- Prompt
Pictures aside, repeat every entry exactly.

- Data entries
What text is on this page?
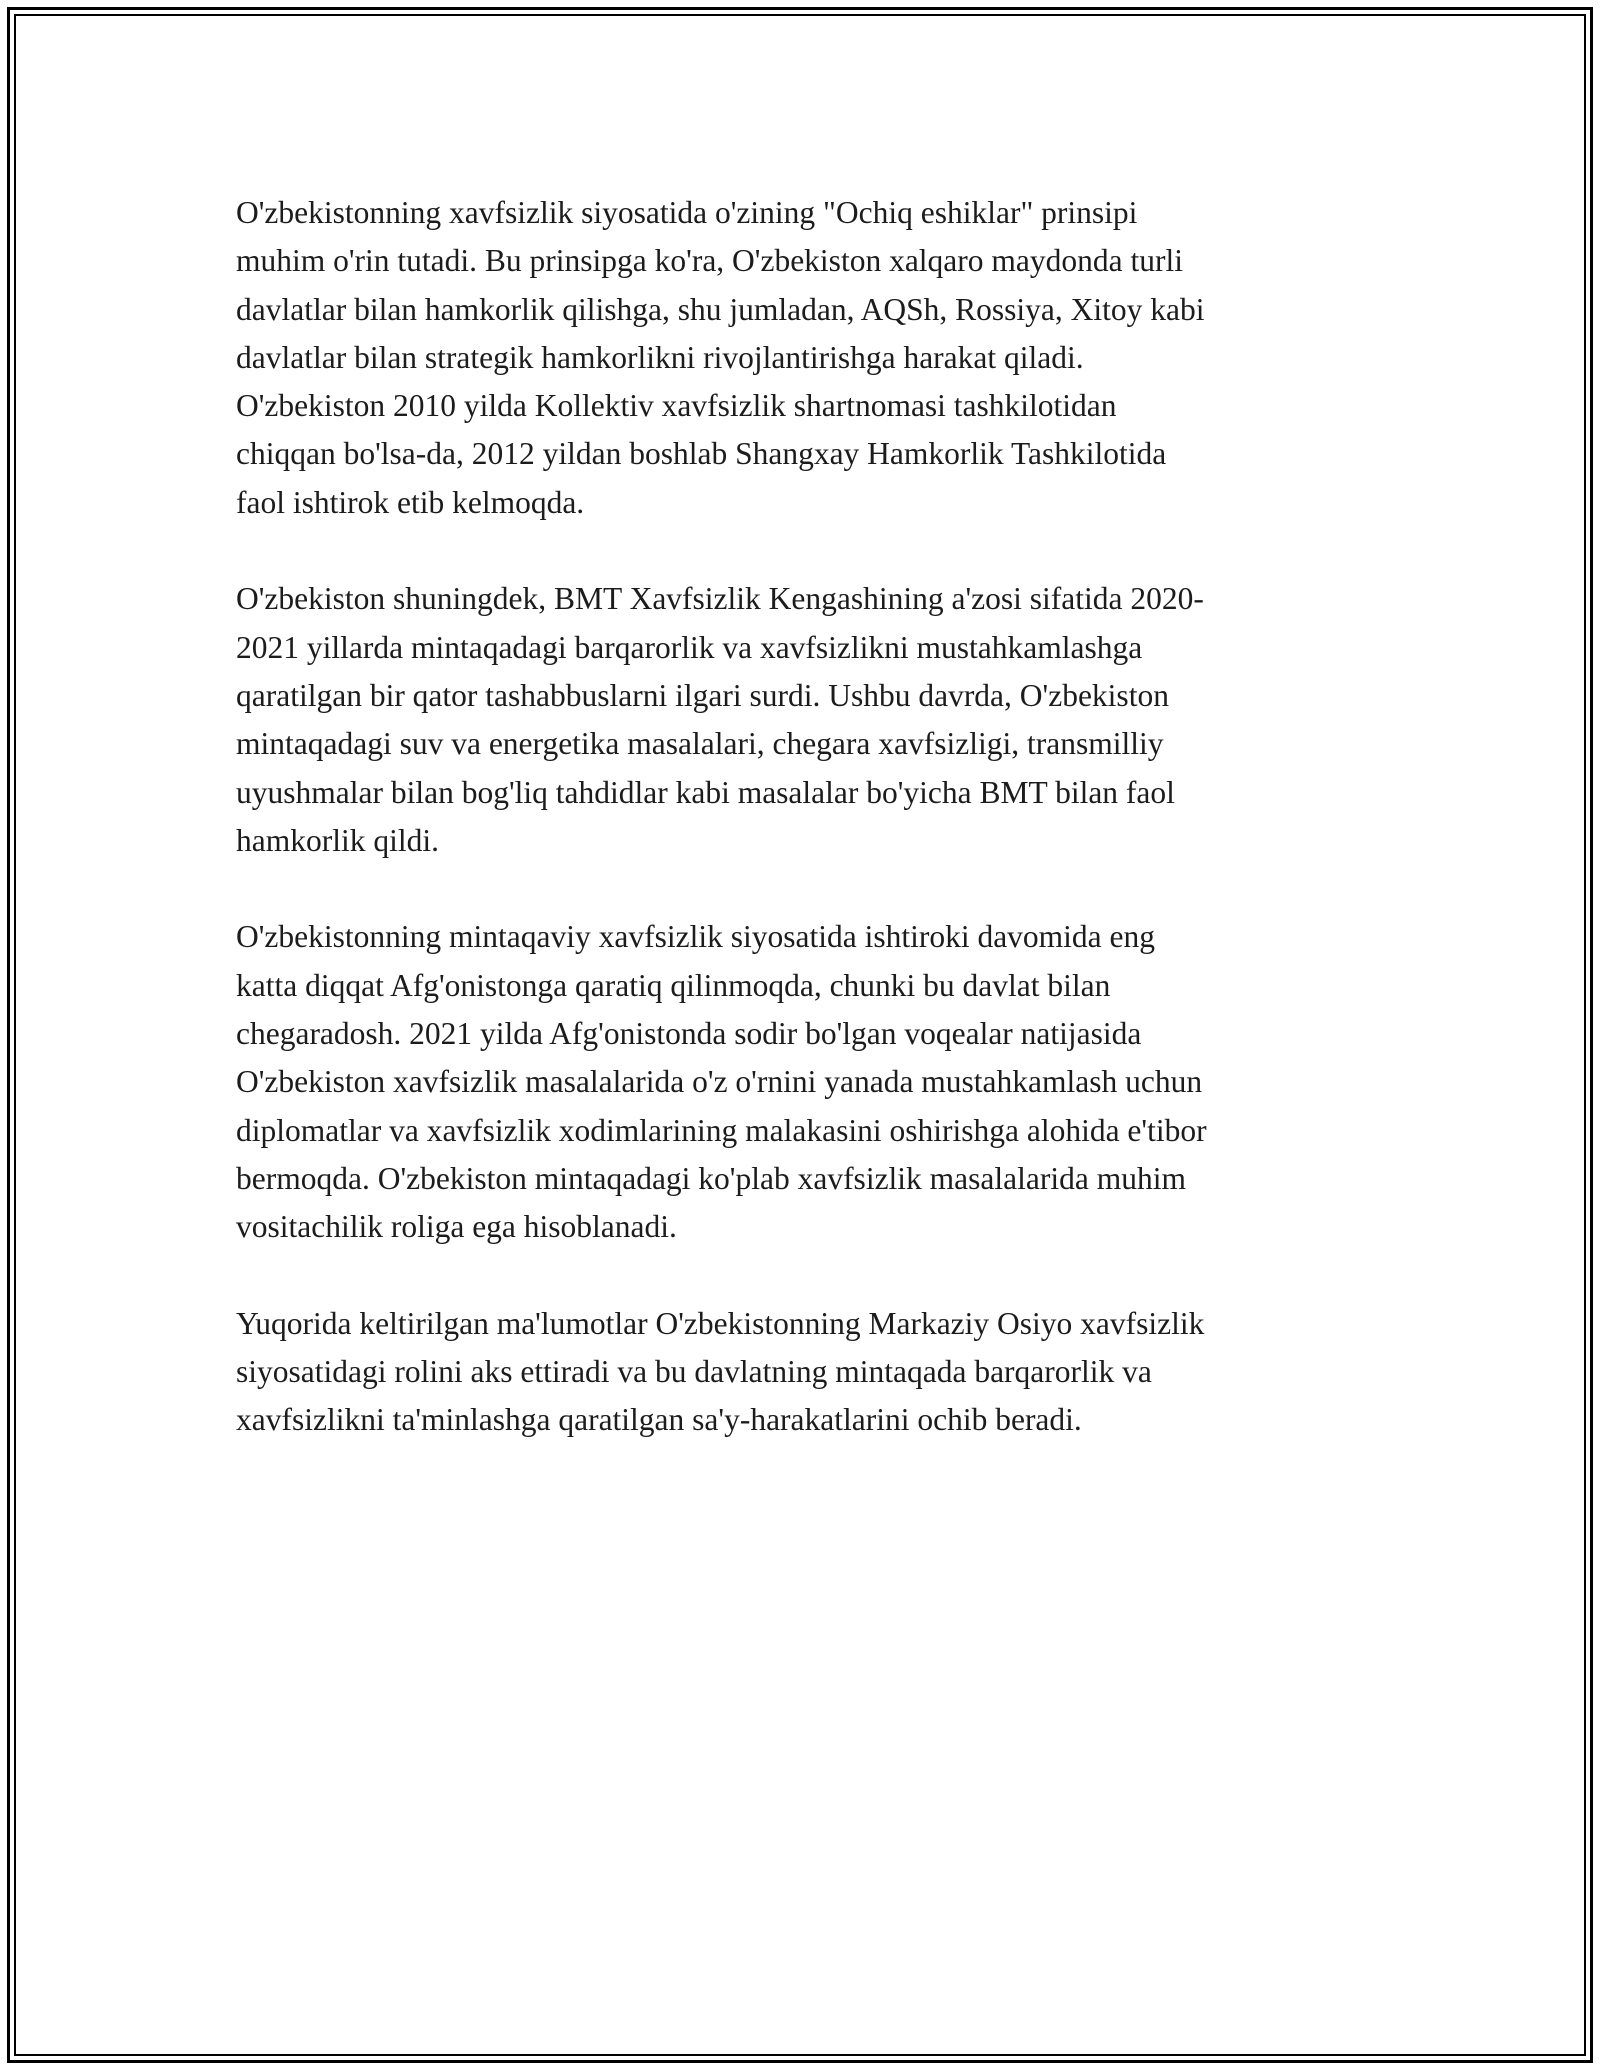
O'zbekistonning xavfsizlik siyosatida o'zining "Ochiq eshiklar" prinsipi
muhim o'rin tutadi. Bu prinsipga ko'ra, O'zbekiston xalqaro maydonda turli
davlatlar bilan hamkorlik qilishga, shu jumladan, AQSh, Rossiya, Xitoy kabi
davlatlar bilan strategik hamkorlikni rivojlantirishga harakat qiladi.
O'zbekiston 2010 yilda Kollektiv xavfsizlik shartnomasi tashkilotidan
chiqqan bo'lsa-da, 2012 yildan boshlab Shangxay Hamkorlik Tashkilotida
faol ishtirok etib kelmoqda.

O'zbekiston shuningdek, BMT Xavfsizlik Kengashining a'zosi sifatida 2020-
2021 yillarda mintaqadagi barqarorlik va xavfsizlikni mustahkamlashga
qaratilgan bir qator tashabbuslarni ilgari surdi. Ushbu davrda, O'zbekiston
mintaqadagi suv va energetika masalalari, chegara xavfsizligi, transmilliy
uyushmalar bilan bog'liq tahdidlar kabi masalalar bo'yicha BMT bilan faol
hamkorlik qildi.

O'zbekistonning mintaqaviy xavfsizlik siyosatida ishtiroki davomida eng
katta diqqat Afg'onistonga qaratiq qilinmoqda, chunki bu davlat bilan
chegaradosh. 2021 yilda Afg'onistonda sodir bo'lgan voqealar natijasida
O'zbekiston xavfsizlik masalalarida o'z o'rnini yanada mustahkamlash uchun
diplomatlar va xavfsizlik xodimlarining malakasini oshirishga alohida e'tibor
bermoqda. O'zbekiston mintaqadagi ko'plab xavfsizlik masalalarida muhim
vositachilik roliga ega hisoblanadi.

Yuqorida keltirilgan ma'lumotlar O'zbekistonning Markaziy Osiyo xavfsizlik
siyosatidagi rolini aks ettiradi va bu davlatning mintaqada barqarorlik va
xavfsizlikni ta'minlashga qaratilgan sa'y-harakatlarini ochib beradi.
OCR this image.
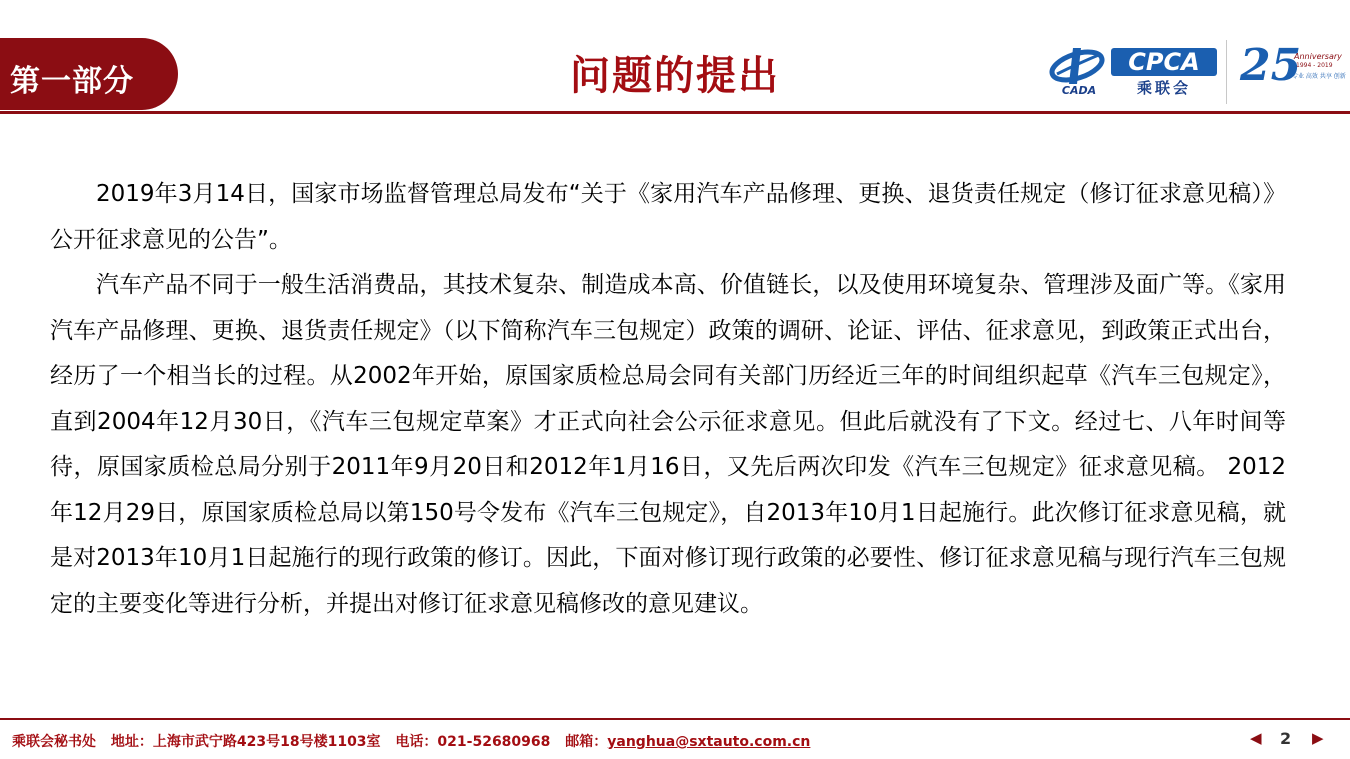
第一部分	问题的提出	CADA
CPCA
乘联会	25
Anniversary
1994 - 2019
专业 高效 共享 创新

2019年3月14日，国家市场监督管理总局发布“关于《家用汽车产品修理、更换、退货责任规定（修订征求意见稿）》公开征求意见的公告”。

汽车产品不同于一般生活消费品，其技术复杂、制造成本高、价值链长，以及使用环境复杂、管理涉及面广等。《家用汽车产品修理、更换、退货责任规定》（以下简称汽车三包规定）政策的调研、论证、评估、征求意见，到政策正式出台，经历了一个相当长的过程。从2002年开始，原国家质检总局会同有关部门历经近三年的时间组织起草《汽车三包规定》，直到2004年12月30日，《汽车三包规定草案》才正式向社会公示征求意见。但此后就没有了下文。经过七、八年时间等待，原国家质检总局分别于2011年9月20日和2012年1月16日，又先后两次印发《汽车三包规定》征求意见稿。 2012年12月29日，原国家质检总局以第150号令发布《汽车三包规定》，自2013年10月1日起施行。此次修订征求意见稿，就是对2013年10月1日起施行的现行政策的修订。因此，下面对修订现行政策的必要性、修订征求意见稿与现行汽车三包规定的主要变化等进行分析，并提出对修订征求意见稿修改的意见建议。

乘联会秘书处 地址：上海市武宁路423号18号楼1103室 电话：021-52680968 邮箱：yanghua@sxtauto.com.cn	◀ 2 ▶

- Written response
What text is on this page?
O'zbekistonning xavfsizlik siyosatida o'zining "Ochiq eshiklar" prinsipi
muhim o'rin tutadi. Bu prinsipga ko'ra, O'zbekiston xalqaro maydonda turli
davlatlar bilan hamkorlik qilishga, shu jumladan, AQSh, Rossiya, Xitoy kabi
davlatlar bilan strategik hamkorlikni rivojlantirishga harakat qiladi.
O'zbekiston 2010 yilda Kollektiv xavfsizlik shartnomasi tashkilotidan
chiqqan bo'lsa-da, 2012 yildan boshlab Shangxay Hamkorlik Tashkilotida
faol ishtirok etib kelmoqda.

O'zbekiston shuningdek, BMT Xavfsizlik Kengashining a'zosi sifatida 2020-
2021 yillarda mintaqadagi barqarorlik va xavfsizlikni mustahkamlashga
qaratilgan bir qator tashabbuslarni ilgari surdi. Ushbu davrda, O'zbekiston
mintaqadagi suv va energetika masalalari, chegara xavfsizligi, transmilliy
uyushmalar bilan bog'liq tahdidlar kabi masalalar bo'yicha BMT bilan faol
hamkorlik qildi.

O'zbekistonning mintaqaviy xavfsizlik siyosatida ishtiroki davomida eng
katta diqqat Afg'onistonga qaratiq qilinmoqda, chunki bu davlat bilan
chegaradosh. 2021 yilda Afg'onistonda sodir bo'lgan voqealar natijasida
O'zbekiston xavfsizlik masalalarida o'z o'rnini yanada mustahkamlash uchun
diplomatlar va xavfsizlik xodimlarining malakasini oshirishga alohida e'tibor
bermoqda. O'zbekiston mintaqadagi ko'plab xavfsizlik masalalarida muhim
vositachilik roliga ega hisoblanadi.

Yuqorida keltirilgan ma'lumotlar O'zbekistonning Markaziy Osiyo xavfsizlik
siyosatidagi rolini aks ettiradi va bu davlatning mintaqada barqarorlik va
xavfsizlikni ta'minlashga qaratilgan sa'y-harakatlarini ochib beradi.
OCR this image.
第一部分	问题的提出	CADA
CPCA
乘联会	25
Anniversary
1994 - 2019
专业 高效 共享 创新

2019年3月14日，国家市场监督管理总局发布“关于《家用汽车产品修理、更换、退货责任规定（修订征求意见稿）》公开征求意见的公告”。

汽车产品不同于一般生活消费品，其技术复杂、制造成本高、价值链长，以及使用环境复杂、管理涉及面广等。《家用汽车产品修理、更换、退货责任规定》（以下简称汽车三包规定）政策的调研、论证、评估、征求意见，到政策正式出台，经历了一个相当长的过程。从2002年开始，原国家质检总局会同有关部门历经近三年的时间组织起草《汽车三包规定》，直到2004年12月30日，《汽车三包规定草案》才正式向社会公示征求意见。但此后就没有了下文。经过七、八年时间等待，原国家质检总局分别于2011年9月20日和2012年1月16日，又先后两次印发《汽车三包规定》征求意见稿。 2012年12月29日，原国家质检总局以第150号令发布《汽车三包规定》，自2013年10月1日起施行。此次修订征求意见稿，就是对2013年10月1日起施行的现行政策的修订。因此，下面对修订现行政策的必要性、修订征求意见稿与现行汽车三包规定的主要变化等进行分析，并提出对修订征求意见稿修改的意见建议。

乘联会秘书处 地址：上海市武宁路423号18号楼1103室 电话：021-52680968 邮箱：yanghua@sxtauto.com.cn	◀ 2 ▶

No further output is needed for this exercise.